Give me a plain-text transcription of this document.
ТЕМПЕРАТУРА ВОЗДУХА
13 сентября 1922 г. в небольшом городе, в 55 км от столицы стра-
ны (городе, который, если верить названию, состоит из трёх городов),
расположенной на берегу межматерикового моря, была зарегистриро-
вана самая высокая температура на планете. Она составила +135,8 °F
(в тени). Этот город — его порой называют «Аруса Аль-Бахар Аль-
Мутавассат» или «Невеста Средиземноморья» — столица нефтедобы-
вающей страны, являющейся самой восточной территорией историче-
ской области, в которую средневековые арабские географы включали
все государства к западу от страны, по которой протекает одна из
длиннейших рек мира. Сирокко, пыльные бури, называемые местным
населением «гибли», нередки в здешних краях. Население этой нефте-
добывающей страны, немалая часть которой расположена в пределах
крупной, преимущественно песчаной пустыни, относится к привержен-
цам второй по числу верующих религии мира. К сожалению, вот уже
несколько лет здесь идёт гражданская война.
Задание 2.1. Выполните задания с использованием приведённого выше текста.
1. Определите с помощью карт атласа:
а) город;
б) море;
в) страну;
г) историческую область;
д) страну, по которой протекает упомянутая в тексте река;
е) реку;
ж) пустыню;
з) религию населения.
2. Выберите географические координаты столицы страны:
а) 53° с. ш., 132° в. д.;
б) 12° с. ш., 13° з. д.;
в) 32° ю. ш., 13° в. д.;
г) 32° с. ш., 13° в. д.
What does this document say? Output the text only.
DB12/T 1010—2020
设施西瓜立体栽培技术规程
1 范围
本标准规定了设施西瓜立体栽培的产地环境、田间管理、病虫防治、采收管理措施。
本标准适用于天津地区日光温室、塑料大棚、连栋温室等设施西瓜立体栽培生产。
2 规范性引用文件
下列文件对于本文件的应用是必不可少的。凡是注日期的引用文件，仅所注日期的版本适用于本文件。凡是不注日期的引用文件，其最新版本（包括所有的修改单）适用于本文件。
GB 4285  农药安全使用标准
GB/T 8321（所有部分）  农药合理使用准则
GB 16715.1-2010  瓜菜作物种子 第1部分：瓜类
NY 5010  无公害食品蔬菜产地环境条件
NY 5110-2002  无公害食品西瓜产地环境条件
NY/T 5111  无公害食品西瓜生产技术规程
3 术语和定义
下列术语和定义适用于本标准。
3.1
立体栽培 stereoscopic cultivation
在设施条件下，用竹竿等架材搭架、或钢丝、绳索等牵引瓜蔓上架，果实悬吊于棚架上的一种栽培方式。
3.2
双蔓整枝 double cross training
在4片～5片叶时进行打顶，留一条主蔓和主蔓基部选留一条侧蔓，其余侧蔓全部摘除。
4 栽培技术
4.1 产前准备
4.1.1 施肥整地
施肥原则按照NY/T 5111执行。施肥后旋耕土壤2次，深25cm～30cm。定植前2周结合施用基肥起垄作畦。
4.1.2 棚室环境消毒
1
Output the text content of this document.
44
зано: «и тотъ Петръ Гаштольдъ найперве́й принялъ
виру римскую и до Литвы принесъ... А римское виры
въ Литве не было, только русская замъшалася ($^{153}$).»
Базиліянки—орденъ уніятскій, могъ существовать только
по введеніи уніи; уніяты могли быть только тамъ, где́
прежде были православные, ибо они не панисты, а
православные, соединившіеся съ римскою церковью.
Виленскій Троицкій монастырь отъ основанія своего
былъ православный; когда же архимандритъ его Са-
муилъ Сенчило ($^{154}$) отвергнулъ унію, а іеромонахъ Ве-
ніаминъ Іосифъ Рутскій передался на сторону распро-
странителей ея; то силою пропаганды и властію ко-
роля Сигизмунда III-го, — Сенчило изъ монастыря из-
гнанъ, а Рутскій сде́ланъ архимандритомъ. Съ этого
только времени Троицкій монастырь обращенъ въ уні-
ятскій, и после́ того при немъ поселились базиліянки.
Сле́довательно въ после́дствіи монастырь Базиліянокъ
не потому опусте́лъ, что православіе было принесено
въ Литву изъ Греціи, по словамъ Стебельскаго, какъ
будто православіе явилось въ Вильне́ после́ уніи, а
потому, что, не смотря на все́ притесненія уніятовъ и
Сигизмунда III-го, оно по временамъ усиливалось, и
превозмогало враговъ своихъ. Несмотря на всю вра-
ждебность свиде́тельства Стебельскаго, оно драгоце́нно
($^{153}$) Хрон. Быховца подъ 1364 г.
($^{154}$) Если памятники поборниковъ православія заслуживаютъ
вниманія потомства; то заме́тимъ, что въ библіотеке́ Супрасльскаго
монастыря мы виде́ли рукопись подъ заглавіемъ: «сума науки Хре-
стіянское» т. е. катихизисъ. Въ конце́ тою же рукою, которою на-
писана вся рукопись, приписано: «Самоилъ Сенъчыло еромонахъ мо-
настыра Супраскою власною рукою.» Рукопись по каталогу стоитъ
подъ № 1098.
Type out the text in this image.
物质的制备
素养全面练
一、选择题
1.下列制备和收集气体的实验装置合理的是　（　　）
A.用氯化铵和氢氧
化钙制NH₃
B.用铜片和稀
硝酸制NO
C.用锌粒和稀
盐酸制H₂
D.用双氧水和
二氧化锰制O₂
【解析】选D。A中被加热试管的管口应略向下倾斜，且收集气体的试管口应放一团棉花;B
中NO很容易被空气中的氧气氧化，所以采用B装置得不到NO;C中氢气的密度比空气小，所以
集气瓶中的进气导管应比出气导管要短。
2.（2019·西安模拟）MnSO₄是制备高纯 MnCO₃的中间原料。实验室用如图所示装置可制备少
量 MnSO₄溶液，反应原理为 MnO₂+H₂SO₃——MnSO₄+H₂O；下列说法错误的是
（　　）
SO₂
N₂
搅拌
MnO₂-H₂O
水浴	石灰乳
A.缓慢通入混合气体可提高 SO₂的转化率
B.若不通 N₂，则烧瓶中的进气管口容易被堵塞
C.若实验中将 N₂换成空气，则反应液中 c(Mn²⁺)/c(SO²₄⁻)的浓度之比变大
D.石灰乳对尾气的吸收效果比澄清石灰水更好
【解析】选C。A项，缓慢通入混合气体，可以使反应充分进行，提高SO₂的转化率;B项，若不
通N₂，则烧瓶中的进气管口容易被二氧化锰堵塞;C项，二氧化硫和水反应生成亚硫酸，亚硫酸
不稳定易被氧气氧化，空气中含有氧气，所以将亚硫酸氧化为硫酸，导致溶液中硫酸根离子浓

# TASK DIRECTIONS:
Gather up the lines containing the word "Сенчило" from these records and copy them.

# SOLUTION FOR THIS PROBLEM:
муилъ Сенчило ($^{154}$) отвергнулъ унію, а іеромонахъ Ве-
роля Сигизмунда III-го, — Сенчило изъ монастыря из-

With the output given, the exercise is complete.